* Dataset listings of figures *
____

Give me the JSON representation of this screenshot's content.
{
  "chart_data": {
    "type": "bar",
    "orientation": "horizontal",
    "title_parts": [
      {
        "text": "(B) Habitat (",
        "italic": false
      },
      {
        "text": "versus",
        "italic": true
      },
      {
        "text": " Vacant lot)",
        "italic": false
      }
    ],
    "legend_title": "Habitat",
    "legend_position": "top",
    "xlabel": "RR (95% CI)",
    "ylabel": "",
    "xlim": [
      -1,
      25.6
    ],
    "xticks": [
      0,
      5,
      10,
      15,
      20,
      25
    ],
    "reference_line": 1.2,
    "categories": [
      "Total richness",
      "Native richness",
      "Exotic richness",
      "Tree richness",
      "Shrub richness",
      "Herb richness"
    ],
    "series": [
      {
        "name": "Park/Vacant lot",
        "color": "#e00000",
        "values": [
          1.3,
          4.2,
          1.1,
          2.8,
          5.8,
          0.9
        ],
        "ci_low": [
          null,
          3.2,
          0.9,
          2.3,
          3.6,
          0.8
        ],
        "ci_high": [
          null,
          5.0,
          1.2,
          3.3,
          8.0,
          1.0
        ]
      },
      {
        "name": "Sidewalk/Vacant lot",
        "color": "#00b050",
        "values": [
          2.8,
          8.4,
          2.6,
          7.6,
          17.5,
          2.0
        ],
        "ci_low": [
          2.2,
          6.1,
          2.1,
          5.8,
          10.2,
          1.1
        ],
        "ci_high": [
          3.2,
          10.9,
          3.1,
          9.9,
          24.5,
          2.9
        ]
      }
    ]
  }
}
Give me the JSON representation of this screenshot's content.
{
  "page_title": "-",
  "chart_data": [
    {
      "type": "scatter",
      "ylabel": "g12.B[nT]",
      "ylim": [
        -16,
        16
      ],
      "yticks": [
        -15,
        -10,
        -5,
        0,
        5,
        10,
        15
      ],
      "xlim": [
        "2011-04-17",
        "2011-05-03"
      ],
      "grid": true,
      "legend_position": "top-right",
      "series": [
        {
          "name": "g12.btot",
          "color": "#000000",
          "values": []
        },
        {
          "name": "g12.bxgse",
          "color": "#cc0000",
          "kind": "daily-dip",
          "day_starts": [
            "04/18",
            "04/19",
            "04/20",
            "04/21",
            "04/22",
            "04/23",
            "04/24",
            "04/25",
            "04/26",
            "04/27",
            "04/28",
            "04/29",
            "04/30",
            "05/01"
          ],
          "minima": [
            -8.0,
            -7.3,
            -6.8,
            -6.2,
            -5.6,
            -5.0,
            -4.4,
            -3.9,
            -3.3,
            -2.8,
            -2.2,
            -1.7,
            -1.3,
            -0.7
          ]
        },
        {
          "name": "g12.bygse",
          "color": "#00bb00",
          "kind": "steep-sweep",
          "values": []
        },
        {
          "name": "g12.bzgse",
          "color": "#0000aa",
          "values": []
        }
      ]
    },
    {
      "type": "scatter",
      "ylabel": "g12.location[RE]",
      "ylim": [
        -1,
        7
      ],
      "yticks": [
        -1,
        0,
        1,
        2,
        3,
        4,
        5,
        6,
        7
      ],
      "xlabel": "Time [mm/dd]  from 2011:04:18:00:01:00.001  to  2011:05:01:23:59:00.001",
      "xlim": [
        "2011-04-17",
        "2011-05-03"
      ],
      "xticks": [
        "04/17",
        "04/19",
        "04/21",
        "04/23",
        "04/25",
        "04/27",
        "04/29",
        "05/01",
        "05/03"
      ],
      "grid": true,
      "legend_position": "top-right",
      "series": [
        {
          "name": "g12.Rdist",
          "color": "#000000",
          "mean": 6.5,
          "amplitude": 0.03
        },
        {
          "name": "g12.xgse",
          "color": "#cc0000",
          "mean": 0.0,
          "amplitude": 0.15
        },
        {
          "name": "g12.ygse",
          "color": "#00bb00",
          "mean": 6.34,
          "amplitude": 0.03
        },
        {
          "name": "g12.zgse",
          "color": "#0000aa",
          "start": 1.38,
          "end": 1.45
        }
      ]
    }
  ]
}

____

* Requirements *
Type out the entries again, word for word.

* The reply *
Give me the JSON representation of this screenshot's content.
{
  "chart_data": {
    "type": "bar",
    "orientation": "horizontal",
    "title_parts": [
      {
        "text": "(B) Habitat (",
        "italic": false
      },
      {
        "text": "versus",
        "italic": true
      },
      {
        "text": " Vacant lot)",
        "italic": false
      }
    ],
    "legend_title": "Habitat",
    "legend_position": "top",
    "xlabel": "RR (95% CI)",
    "ylabel": "",
    "xlim": [
      -1,
      25.6
    ],
    "xticks": [
      0,
      5,
      10,
      15,
      20,
      25
    ],
    "reference_line": 1.2,
    "categories": [
      "Total richness",
      "Native richness",
      "Exotic richness",
      "Tree richness",
      "Shrub richness",
      "Herb richness"
    ],
    "series": [
      {
        "name": "Park/Vacant lot",
        "color": "#e00000",
        "values": [
          1.3,
          4.2,
          1.1,
          2.8,
          5.8,
          0.9
        ],
        "ci_low": [
          null,
          3.2,
          0.9,
          2.3,
          3.6,
          0.8
        ],
        "ci_high": [
          null,
          5.0,
          1.2,
          3.3,
          8.0,
          1.0
        ]
      },
      {
        "name": "Sidewalk/Vacant lot",
        "color": "#00b050",
        "values": [
          2.8,
          8.4,
          2.6,
          7.6,
          17.5,
          2.0
        ],
        "ci_low": [
          2.2,
          6.1,
          2.1,
          5.8,
          10.2,
          1.1
        ],
        "ci_high": [
          3.2,
          10.9,
          3.1,
          9.9,
          24.5,
          2.9
        ]
      }
    ]
  }
}
Give me the JSON representation of this screenshot's content.
{
  "page_title": "-",
  "chart_data": [
    {
      "type": "scatter",
      "ylabel": "g12.B[nT]",
      "ylim": [
        -16,
        16
      ],
      "yticks": [
        -15,
        -10,
        -5,
        0,
        5,
        10,
        15
      ],
      "xlim": [
        "2011-04-17",
        "2011-05-03"
      ],
      "grid": true,
      "legend_position": "top-right",
      "series": [
        {
          "name": "g12.btot",
          "color": "#000000",
          "values": []
        },
        {
          "name": "g12.bxgse",
          "color": "#cc0000",
          "kind": "daily-dip",
          "day_starts": [
            "04/18",
            "04/19",
            "04/20",
            "04/21",
            "04/22",
            "04/23",
            "04/24",
            "04/25",
            "04/26",
            "04/27",
            "04/28",
            "04/29",
            "04/30",
            "05/01"
          ],
          "minima": [
            -8.0,
            -7.3,
            -6.8,
            -6.2,
            -5.6,
            -5.0,
            -4.4,
            -3.9,
            -3.3,
            -2.8,
            -2.2,
            -1.7,
            -1.3,
            -0.7
          ]
        },
        {
          "name": "g12.bygse",
          "color": "#00bb00",
          "kind": "steep-sweep",
          "values": []
        },
        {
          "name": "g12.bzgse",
          "color": "#0000aa",
          "values": []
        }
      ]
    },
    {
      "type": "scatter",
      "ylabel": "g12.location[RE]",
      "ylim": [
        -1,
        7
      ],
      "yticks": [
        -1,
        0,
        1,
        2,
        3,
        4,
        5,
        6,
        7
      ],
      "xlabel": "Time [mm/dd]  from 2011:04:18:00:01:00.001  to  2011:05:01:23:59:00.001",
      "xlim": [
        "2011-04-17",
        "2011-05-03"
      ],
      "xticks": [
        "04/17",
        "04/19",
        "04/21",
        "04/23",
        "04/25",
        "04/27",
        "04/29",
        "05/01",
        "05/03"
      ],
      "grid": true,
      "legend_position": "top-right",
      "series": [
        {
          "name": "g12.Rdist",
          "color": "#000000",
          "mean": 6.5,
          "amplitude": 0.03
        },
        {
          "name": "g12.xgse",
          "color": "#cc0000",
          "mean": 0.0,
          "amplitude": 0.15
        },
        {
          "name": "g12.ygse",
          "color": "#00bb00",
          "mean": 6.34,
          "amplitude": 0.03
        },
        {
          "name": "g12.zgse",
          "color": "#0000aa",
          "start": 1.38,
          "end": 1.45
        }
      ]
    }
  ]
}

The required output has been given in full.